* Data entries:
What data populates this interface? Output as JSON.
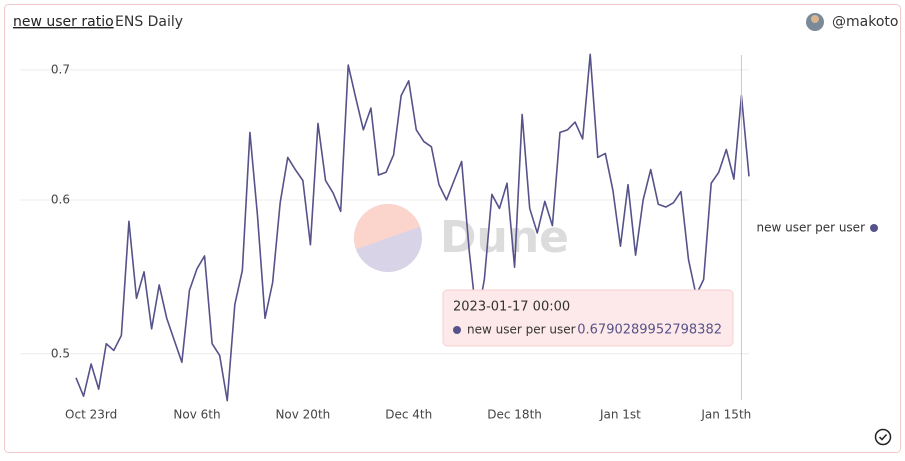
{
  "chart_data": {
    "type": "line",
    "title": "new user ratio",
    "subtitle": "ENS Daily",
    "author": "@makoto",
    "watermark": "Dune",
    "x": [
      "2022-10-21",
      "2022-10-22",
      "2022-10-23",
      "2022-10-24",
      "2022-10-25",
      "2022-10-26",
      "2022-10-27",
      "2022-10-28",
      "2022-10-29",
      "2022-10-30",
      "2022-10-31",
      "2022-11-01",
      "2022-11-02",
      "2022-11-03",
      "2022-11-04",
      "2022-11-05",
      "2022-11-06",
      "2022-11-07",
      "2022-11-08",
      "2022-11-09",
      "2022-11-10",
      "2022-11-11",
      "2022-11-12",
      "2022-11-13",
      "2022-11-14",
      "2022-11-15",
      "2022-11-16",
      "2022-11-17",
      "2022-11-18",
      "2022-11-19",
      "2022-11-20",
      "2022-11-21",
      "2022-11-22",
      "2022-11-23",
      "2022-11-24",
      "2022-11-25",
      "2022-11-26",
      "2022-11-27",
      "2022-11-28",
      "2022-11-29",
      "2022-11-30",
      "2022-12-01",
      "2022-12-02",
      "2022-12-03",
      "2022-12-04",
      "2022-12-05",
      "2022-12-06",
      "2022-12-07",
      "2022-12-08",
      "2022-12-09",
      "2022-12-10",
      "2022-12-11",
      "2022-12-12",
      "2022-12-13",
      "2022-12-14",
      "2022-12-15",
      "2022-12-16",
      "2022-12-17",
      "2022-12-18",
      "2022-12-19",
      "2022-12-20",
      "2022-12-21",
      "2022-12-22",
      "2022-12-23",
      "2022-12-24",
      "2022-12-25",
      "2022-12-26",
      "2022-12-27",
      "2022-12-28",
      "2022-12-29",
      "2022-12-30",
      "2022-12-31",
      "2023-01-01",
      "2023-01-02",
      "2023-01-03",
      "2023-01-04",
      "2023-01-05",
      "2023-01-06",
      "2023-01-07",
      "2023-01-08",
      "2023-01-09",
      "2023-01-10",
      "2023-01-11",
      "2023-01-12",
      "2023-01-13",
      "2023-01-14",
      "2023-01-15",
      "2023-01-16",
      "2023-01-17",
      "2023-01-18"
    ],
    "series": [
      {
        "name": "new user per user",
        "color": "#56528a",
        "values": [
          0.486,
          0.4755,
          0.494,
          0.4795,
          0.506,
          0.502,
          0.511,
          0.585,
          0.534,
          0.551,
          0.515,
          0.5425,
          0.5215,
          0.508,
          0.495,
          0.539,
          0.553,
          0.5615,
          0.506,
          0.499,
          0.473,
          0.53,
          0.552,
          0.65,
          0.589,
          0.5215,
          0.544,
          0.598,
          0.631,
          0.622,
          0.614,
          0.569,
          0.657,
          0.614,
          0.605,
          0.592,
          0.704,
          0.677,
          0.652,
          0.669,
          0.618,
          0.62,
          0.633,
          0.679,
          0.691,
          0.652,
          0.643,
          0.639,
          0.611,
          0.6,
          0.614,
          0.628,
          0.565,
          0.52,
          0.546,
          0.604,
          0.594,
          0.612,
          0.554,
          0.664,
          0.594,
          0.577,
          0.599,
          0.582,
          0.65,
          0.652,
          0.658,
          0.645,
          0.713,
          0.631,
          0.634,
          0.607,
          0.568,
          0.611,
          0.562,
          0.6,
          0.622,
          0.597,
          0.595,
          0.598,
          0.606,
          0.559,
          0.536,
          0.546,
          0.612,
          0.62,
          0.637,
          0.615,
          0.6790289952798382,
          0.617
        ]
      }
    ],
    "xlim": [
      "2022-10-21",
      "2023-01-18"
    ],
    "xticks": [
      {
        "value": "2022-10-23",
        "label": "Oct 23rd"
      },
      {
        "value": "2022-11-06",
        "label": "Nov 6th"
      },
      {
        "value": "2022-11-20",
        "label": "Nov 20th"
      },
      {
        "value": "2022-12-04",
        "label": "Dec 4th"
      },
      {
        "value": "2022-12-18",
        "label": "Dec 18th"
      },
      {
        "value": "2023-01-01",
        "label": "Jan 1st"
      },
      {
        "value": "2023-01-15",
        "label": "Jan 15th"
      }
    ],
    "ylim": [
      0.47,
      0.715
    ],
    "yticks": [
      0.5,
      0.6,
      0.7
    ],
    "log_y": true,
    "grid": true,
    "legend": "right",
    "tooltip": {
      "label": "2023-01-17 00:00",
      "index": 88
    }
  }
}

* What is needed: Leave images out of the retyped records; keep all else exact.

* Solution to this problem:
What data populates this interface? Output as JSON.
{
  "chart_data": {
    "type": "line",
    "title": "new user ratio",
    "subtitle": "ENS Daily",
    "author": "@makoto",
    "watermark": "Dune",
    "x": [
      "2022-10-21",
      "2022-10-22",
      "2022-10-23",
      "2022-10-24",
      "2022-10-25",
      "2022-10-26",
      "2022-10-27",
      "2022-10-28",
      "2022-10-29",
      "2022-10-30",
      "2022-10-31",
      "2022-11-01",
      "2022-11-02",
      "2022-11-03",
      "2022-11-04",
      "2022-11-05",
      "2022-11-06",
      "2022-11-07",
      "2022-11-08",
      "2022-11-09",
      "2022-11-10",
      "2022-11-11",
      "2022-11-12",
      "2022-11-13",
      "2022-11-14",
      "2022-11-15",
      "2022-11-16",
      "2022-11-17",
      "2022-11-18",
      "2022-11-19",
      "2022-11-20",
      "2022-11-21",
      "2022-11-22",
      "2022-11-23",
      "2022-11-24",
      "2022-11-25",
      "2022-11-26",
      "2022-11-27",
      "2022-11-28",
      "2022-11-29",
      "2022-11-30",
      "2022-12-01",
      "2022-12-02",
      "2022-12-03",
      "2022-12-04",
      "2022-12-05",
      "2022-12-06",
      "2022-12-07",
      "2022-12-08",
      "2022-12-09",
      "2022-12-10",
      "2022-12-11",
      "2022-12-12",
      "2022-12-13",
      "2022-12-14",
      "2022-12-15",
      "2022-12-16",
      "2022-12-17",
      "2022-12-18",
      "2022-12-19",
      "2022-12-20",
      "2022-12-21",
      "2022-12-22",
      "2022-12-23",
      "2022-12-24",
      "2022-12-25",
      "2022-12-26",
      "2022-12-27",
      "2022-12-28",
      "2022-12-29",
      "2022-12-30",
      "2022-12-31",
      "2023-01-01",
      "2023-01-02",
      "2023-01-03",
      "2023-01-04",
      "2023-01-05",
      "2023-01-06",
      "2023-01-07",
      "2023-01-08",
      "2023-01-09",
      "2023-01-10",
      "2023-01-11",
      "2023-01-12",
      "2023-01-13",
      "2023-01-14",
      "2023-01-15",
      "2023-01-16",
      "2023-01-17",
      "2023-01-18"
    ],
    "series": [
      {
        "name": "new user per user",
        "color": "#56528a",
        "values": [
          0.486,
          0.4755,
          0.494,
          0.4795,
          0.506,
          0.502,
          0.511,
          0.585,
          0.534,
          0.551,
          0.515,
          0.5425,
          0.5215,
          0.508,
          0.495,
          0.539,
          0.553,
          0.5615,
          0.506,
          0.499,
          0.473,
          0.53,
          0.552,
          0.65,
          0.589,
          0.5215,
          0.544,
          0.598,
          0.631,
          0.622,
          0.614,
          0.569,
          0.657,
          0.614,
          0.605,
          0.592,
          0.704,
          0.677,
          0.652,
          0.669,
          0.618,
          0.62,
          0.633,
          0.679,
          0.691,
          0.652,
          0.643,
          0.639,
          0.611,
          0.6,
          0.614,
          0.628,
          0.565,
          0.52,
          0.546,
          0.604,
          0.594,
          0.612,
          0.554,
          0.664,
          0.594,
          0.577,
          0.599,
          0.582,
          0.65,
          0.652,
          0.658,
          0.645,
          0.713,
          0.631,
          0.634,
          0.607,
          0.568,
          0.611,
          0.562,
          0.6,
          0.622,
          0.597,
          0.595,
          0.598,
          0.606,
          0.559,
          0.536,
          0.546,
          0.612,
          0.62,
          0.637,
          0.615,
          0.6790289952798382,
          0.617
        ]
      }
    ],
    "xlim": [
      "2022-10-21",
      "2023-01-18"
    ],
    "xticks": [
      {
        "value": "2022-10-23",
        "label": "Oct 23rd"
      },
      {
        "value": "2022-11-06",
        "label": "Nov 6th"
      },
      {
        "value": "2022-11-20",
        "label": "Nov 20th"
      },
      {
        "value": "2022-12-04",
        "label": "Dec 4th"
      },
      {
        "value": "2022-12-18",
        "label": "Dec 18th"
      },
      {
        "value": "2023-01-01",
        "label": "Jan 1st"
      },
      {
        "value": "2023-01-15",
        "label": "Jan 15th"
      }
    ],
    "ylim": [
      0.47,
      0.715
    ],
    "yticks": [
      0.5,
      0.6,
      0.7
    ],
    "log_y": true,
    "grid": true,
    "legend": "right",
    "tooltip": {
      "label": "2023-01-17 00:00",
      "index": 88
    }
  }
}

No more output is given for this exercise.